_REQUIREMENTS_
Take the records underneath and set them down exactly.
─── EXTRACTED RECORDS ───
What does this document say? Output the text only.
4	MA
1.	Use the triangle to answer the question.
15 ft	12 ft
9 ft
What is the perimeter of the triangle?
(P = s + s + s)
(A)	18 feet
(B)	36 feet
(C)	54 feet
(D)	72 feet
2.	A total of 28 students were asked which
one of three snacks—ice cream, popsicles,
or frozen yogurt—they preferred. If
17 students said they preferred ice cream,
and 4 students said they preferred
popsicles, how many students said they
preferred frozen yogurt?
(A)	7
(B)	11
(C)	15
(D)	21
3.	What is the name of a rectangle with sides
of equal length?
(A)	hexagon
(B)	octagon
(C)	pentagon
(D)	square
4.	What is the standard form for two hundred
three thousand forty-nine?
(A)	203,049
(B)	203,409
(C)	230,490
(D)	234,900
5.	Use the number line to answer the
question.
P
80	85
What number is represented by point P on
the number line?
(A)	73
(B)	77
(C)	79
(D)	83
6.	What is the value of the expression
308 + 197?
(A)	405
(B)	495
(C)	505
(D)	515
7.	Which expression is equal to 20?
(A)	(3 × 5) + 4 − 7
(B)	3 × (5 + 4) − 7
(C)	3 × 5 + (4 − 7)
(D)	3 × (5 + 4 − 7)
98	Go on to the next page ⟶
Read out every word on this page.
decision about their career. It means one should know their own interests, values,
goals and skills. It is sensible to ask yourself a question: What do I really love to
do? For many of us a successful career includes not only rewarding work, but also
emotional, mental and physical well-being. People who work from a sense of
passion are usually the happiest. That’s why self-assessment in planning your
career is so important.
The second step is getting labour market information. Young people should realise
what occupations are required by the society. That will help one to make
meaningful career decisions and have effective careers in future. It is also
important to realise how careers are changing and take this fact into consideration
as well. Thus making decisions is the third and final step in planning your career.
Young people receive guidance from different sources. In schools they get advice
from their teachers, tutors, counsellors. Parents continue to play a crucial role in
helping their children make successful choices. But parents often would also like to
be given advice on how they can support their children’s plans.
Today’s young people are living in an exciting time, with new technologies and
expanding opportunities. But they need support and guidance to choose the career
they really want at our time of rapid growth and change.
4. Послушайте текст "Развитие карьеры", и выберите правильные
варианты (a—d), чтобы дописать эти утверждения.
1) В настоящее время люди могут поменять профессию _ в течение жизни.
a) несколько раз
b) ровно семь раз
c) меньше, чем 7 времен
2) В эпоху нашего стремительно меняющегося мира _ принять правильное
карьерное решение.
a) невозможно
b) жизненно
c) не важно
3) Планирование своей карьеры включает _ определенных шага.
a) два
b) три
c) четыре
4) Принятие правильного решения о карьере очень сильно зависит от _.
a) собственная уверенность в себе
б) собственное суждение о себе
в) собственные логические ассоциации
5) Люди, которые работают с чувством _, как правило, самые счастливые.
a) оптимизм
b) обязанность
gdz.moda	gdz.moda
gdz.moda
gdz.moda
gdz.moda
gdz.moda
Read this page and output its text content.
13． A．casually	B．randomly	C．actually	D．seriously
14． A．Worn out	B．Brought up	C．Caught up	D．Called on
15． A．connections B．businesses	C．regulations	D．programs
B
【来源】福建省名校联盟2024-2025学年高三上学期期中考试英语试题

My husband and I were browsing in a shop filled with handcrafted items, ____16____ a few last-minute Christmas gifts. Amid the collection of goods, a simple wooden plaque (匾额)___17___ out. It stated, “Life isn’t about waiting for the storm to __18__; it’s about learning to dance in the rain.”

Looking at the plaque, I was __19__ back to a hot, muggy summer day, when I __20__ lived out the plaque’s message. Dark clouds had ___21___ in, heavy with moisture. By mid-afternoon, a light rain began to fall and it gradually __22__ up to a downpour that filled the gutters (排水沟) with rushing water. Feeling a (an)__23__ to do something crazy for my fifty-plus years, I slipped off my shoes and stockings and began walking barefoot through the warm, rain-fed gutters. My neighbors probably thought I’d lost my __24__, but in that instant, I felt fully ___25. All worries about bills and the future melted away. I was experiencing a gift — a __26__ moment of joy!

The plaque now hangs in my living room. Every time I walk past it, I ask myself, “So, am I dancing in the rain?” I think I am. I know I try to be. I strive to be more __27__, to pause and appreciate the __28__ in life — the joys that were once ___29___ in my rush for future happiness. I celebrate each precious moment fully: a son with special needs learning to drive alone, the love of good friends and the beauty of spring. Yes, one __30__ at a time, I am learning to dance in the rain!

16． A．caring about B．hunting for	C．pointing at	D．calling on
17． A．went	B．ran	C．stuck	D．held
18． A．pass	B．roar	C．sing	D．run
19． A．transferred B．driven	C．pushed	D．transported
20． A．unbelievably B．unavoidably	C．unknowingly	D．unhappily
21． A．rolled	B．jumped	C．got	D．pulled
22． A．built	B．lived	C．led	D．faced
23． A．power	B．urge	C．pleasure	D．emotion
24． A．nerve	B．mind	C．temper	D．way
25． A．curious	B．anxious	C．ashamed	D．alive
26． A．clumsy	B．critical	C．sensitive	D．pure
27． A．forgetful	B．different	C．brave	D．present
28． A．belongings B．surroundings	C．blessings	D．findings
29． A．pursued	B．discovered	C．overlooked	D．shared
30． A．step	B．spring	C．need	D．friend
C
───
_SOLVED EXERCISE_
What does this document say? Output the text only.
4	MA
1.	Use the triangle to answer the question.
15 ft	12 ft
9 ft
What is the perimeter of the triangle?
(P = s + s + s)
(A)	18 feet
(B)	36 feet
(C)	54 feet
(D)	72 feet
2.	A total of 28 students were asked which
one of three snacks—ice cream, popsicles,
or frozen yogurt—they preferred. If
17 students said they preferred ice cream,
and 4 students said they preferred
popsicles, how many students said they
preferred frozen yogurt?
(A)	7
(B)	11
(C)	15
(D)	21
3.	What is the name of a rectangle with sides
of equal length?
(A)	hexagon
(B)	octagon
(C)	pentagon
(D)	square
4.	What is the standard form for two hundred
three thousand forty-nine?
(A)	203,049
(B)	203,409
(C)	230,490
(D)	234,900
5.	Use the number line to answer the
question.
P
80	85
What number is represented by point P on
the number line?
(A)	73
(B)	77
(C)	79
(D)	83
6.	What is the value of the expression
308 + 197?
(A)	405
(B)	495
(C)	505
(D)	515
7.	Which expression is equal to 20?
(A)	(3 × 5) + 4 − 7
(B)	3 × (5 + 4) − 7
(C)	3 × 5 + (4 − 7)
(D)	3 × (5 + 4 − 7)
98	Go on to the next page ⟶
Read out every word on this page.
decision about their career. It means one should know their own interests, values,
goals and skills. It is sensible to ask yourself a question: What do I really love to
do? For many of us a successful career includes not only rewarding work, but also
emotional, mental and physical well-being. People who work from a sense of
passion are usually the happiest. That’s why self-assessment in planning your
career is so important.
The second step is getting labour market information. Young people should realise
what occupations are required by the society. That will help one to make
meaningful career decisions and have effective careers in future. It is also
important to realise how careers are changing and take this fact into consideration
as well. Thus making decisions is the third and final step in planning your career.
Young people receive guidance from different sources. In schools they get advice
from their teachers, tutors, counsellors. Parents continue to play a crucial role in
helping their children make successful choices. But parents often would also like to
be given advice on how they can support their children’s plans.
Today’s young people are living in an exciting time, with new technologies and
expanding opportunities. But they need support and guidance to choose the career
they really want at our time of rapid growth and change.
4. Послушайте текст "Развитие карьеры", и выберите правильные
варианты (a—d), чтобы дописать эти утверждения.
1) В настоящее время люди могут поменять профессию _ в течение жизни.
a) несколько раз
b) ровно семь раз
c) меньше, чем 7 времен
2) В эпоху нашего стремительно меняющегося мира _ принять правильное
карьерное решение.
a) невозможно
b) жизненно
c) не важно
3) Планирование своей карьеры включает _ определенных шага.
a) два
b) три
c) четыре
4) Принятие правильного решения о карьере очень сильно зависит от _.
a) собственная уверенность в себе
б) собственное суждение о себе
в) собственные логические ассоциации
5) Люди, которые работают с чувством _, как правило, самые счастливые.
a) оптимизм
b) обязанность
gdz.moda	gdz.moda
gdz.moda
gdz.moda
gdz.moda
gdz.moda
Read this page and output its text content.
13． A．casually	B．randomly	C．actually	D．seriously
14． A．Worn out	B．Brought up	C．Caught up	D．Called on
15． A．connections B．businesses	C．regulations	D．programs
B
【来源】福建省名校联盟2024-2025学年高三上学期期中考试英语试题

My husband and I were browsing in a shop filled with handcrafted items, ____16____ a few last-minute Christmas gifts. Amid the collection of goods, a simple wooden plaque (匾额)___17___ out. It stated, “Life isn’t about waiting for the storm to __18__; it’s about learning to dance in the rain.”

Looking at the plaque, I was __19__ back to a hot, muggy summer day, when I __20__ lived out the plaque’s message. Dark clouds had ___21___ in, heavy with moisture. By mid-afternoon, a light rain began to fall and it gradually __22__ up to a downpour that filled the gutters (排水沟) with rushing water. Feeling a (an)__23__ to do something crazy for my fifty-plus years, I slipped off my shoes and stockings and began walking barefoot through the warm, rain-fed gutters. My neighbors probably thought I’d lost my __24__, but in that instant, I felt fully ___25. All worries about bills and the future melted away. I was experiencing a gift — a __26__ moment of joy!

The plaque now hangs in my living room. Every time I walk past it, I ask myself, “So, am I dancing in the rain?” I think I am. I know I try to be. I strive to be more __27__, to pause and appreciate the __28__ in life — the joys that were once ___29___ in my rush for future happiness. I celebrate each precious moment fully: a son with special needs learning to drive alone, the love of good friends and the beauty of spring. Yes, one __30__ at a time, I am learning to dance in the rain!

16． A．caring about B．hunting for	C．pointing at	D．calling on
17． A．went	B．ran	C．stuck	D．held
18． A．pass	B．roar	C．sing	D．run
19． A．transferred B．driven	C．pushed	D．transported
20． A．unbelievably B．unavoidably	C．unknowingly	D．unhappily
21． A．rolled	B．jumped	C．got	D．pulled
22． A．built	B．lived	C．led	D．faced
23． A．power	B．urge	C．pleasure	D．emotion
24． A．nerve	B．mind	C．temper	D．way
25． A．curious	B．anxious	C．ashamed	D．alive
26． A．clumsy	B．critical	C．sensitive	D．pure
27． A．forgetful	B．different	C．brave	D．present
28． A．belongings B．surroundings	C．blessings	D．findings
29． A．pursued	B．discovered	C．overlooked	D．shared
30． A．step	B．spring	C．need	D．friend
C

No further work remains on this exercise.